(Recorded data)

--- Start ---

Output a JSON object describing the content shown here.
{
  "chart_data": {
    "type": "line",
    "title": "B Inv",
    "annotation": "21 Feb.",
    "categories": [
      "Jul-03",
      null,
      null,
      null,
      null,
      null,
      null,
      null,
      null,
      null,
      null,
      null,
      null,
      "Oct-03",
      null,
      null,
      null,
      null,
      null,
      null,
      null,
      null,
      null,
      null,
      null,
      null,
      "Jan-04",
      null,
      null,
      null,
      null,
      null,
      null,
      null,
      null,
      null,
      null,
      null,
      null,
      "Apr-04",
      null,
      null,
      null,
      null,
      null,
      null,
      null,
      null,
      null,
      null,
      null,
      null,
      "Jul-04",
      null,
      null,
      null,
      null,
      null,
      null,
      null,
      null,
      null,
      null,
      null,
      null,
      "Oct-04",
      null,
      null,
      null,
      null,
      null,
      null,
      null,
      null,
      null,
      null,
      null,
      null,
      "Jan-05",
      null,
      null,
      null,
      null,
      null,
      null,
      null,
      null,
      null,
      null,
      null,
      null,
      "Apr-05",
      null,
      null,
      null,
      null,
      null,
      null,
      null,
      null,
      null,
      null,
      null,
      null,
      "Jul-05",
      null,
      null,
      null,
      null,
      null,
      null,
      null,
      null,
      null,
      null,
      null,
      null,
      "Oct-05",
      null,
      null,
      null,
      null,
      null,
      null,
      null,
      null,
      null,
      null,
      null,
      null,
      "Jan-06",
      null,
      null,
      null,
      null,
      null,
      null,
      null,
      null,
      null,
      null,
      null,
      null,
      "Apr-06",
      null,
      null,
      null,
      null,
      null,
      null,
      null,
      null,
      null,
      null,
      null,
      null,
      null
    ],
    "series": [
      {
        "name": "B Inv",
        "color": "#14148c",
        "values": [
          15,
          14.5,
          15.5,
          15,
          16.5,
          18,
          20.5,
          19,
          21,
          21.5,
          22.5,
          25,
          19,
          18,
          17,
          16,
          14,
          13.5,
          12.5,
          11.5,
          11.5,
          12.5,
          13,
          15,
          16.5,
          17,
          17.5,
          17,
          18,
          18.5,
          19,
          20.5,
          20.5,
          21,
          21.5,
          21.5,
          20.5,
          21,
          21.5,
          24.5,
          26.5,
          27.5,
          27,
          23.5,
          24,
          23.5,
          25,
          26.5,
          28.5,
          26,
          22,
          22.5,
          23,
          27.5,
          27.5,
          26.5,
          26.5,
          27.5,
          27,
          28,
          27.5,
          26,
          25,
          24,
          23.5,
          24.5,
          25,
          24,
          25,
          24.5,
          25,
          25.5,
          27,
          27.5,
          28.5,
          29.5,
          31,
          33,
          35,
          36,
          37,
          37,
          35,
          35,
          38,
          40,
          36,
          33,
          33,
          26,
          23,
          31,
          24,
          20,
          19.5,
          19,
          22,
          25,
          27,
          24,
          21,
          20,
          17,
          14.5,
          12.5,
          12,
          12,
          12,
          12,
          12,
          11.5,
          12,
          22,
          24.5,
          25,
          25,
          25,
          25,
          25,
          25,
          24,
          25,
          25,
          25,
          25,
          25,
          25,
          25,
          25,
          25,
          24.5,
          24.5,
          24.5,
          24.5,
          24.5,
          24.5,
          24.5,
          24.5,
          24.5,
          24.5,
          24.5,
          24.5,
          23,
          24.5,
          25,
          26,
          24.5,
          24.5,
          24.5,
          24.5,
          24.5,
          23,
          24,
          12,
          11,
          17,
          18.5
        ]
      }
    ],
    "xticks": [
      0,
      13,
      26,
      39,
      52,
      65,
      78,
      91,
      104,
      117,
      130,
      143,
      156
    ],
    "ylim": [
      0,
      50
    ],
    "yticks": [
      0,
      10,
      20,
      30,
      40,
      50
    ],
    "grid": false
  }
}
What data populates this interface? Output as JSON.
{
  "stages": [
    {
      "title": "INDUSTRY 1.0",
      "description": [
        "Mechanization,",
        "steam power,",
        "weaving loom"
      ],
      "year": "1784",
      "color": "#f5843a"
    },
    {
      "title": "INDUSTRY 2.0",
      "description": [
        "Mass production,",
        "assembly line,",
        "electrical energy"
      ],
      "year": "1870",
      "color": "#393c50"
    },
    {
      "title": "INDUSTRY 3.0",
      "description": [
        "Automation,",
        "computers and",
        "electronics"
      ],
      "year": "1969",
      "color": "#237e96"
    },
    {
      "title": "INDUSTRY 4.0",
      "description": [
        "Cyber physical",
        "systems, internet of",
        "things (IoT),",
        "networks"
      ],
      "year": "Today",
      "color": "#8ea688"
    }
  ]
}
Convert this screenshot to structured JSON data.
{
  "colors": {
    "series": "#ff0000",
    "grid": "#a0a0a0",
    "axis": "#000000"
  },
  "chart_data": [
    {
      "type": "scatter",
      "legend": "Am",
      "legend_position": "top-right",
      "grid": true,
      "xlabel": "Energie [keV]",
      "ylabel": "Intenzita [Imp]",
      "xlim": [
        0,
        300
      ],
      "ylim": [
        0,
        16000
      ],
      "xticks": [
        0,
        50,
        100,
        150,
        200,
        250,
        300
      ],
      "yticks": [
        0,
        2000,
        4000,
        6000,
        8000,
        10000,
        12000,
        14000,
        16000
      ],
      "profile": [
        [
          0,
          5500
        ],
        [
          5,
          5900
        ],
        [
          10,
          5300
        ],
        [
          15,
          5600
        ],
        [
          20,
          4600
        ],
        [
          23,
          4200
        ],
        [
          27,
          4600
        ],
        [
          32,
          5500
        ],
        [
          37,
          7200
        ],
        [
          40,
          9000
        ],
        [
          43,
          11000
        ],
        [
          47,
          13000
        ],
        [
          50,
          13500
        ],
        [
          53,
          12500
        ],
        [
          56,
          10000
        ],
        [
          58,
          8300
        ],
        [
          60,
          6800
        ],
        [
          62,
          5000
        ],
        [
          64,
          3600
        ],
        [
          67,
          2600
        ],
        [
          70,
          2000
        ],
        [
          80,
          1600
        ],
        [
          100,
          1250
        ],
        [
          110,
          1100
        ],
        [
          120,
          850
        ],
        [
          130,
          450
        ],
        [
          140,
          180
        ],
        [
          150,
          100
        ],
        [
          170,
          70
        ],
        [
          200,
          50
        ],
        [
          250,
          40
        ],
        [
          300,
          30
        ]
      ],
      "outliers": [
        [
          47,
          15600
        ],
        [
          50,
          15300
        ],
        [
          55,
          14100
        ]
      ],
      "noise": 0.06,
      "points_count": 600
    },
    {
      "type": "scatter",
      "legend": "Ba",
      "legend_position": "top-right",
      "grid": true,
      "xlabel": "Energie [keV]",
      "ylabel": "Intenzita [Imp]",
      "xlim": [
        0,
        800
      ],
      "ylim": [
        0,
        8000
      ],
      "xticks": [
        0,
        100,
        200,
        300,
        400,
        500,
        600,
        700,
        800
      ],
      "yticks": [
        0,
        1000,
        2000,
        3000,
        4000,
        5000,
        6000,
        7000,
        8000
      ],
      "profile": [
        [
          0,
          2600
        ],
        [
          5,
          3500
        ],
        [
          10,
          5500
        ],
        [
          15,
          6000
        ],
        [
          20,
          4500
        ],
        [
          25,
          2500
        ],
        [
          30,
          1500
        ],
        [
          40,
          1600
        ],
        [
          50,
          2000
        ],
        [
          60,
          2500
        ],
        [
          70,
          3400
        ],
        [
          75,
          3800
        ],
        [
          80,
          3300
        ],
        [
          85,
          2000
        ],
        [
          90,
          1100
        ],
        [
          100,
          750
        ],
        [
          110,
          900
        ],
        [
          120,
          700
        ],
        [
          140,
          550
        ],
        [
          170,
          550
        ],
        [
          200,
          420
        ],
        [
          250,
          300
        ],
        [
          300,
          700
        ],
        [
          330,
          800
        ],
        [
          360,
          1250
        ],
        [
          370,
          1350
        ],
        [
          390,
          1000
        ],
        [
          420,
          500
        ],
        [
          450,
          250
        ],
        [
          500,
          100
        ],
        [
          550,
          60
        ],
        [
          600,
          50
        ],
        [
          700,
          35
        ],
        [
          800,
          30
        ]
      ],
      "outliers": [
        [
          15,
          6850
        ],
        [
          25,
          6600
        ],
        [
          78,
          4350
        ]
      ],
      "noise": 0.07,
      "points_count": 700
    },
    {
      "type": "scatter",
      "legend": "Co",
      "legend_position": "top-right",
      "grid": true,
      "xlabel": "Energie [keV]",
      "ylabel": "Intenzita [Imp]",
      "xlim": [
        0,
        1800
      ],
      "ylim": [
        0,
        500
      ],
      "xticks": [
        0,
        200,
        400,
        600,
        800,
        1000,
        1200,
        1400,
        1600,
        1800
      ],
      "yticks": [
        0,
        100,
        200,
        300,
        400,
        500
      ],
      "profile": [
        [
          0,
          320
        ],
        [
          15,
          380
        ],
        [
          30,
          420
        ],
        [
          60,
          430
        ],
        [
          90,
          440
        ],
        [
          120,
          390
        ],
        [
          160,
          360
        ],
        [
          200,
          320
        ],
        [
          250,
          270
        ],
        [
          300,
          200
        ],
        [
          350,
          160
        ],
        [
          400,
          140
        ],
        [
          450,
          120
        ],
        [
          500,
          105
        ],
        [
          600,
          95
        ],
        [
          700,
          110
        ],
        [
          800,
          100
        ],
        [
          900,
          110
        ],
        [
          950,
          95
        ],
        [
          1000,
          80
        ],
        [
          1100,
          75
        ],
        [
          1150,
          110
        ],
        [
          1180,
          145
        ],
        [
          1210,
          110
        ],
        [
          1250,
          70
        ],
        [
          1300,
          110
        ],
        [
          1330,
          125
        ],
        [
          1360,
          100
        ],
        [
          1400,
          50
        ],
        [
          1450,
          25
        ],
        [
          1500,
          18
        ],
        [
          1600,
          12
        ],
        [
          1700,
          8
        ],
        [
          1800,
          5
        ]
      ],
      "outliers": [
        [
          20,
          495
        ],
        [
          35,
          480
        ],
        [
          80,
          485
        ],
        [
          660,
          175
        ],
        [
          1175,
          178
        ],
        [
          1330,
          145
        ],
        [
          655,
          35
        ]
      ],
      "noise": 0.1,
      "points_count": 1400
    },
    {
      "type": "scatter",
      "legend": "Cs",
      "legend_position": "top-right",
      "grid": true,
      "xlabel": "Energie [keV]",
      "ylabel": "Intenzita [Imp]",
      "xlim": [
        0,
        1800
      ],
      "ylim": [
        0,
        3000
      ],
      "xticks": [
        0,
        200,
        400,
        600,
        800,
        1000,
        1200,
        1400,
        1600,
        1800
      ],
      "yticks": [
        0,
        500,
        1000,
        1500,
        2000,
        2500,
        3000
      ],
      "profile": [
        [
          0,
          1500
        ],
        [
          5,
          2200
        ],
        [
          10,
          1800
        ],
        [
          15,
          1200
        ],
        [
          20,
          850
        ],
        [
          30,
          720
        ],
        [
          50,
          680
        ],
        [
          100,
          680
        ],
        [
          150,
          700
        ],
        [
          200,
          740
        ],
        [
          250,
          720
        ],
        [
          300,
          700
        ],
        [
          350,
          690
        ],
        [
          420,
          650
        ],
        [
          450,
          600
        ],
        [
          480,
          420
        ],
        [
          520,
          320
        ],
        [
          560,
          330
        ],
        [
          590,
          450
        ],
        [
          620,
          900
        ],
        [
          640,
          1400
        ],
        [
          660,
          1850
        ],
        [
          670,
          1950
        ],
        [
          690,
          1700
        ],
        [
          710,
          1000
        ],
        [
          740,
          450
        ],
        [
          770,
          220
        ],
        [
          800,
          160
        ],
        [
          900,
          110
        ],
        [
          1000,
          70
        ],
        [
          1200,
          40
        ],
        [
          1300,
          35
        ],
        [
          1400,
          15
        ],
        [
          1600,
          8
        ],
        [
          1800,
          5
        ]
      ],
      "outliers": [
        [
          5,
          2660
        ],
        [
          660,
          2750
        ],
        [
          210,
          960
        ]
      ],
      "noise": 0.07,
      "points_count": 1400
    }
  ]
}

--- End ---

Return from the data every line that holds "Output".

Output a JSON object describing the content shown here.
What data populates this interface? Output as JSON.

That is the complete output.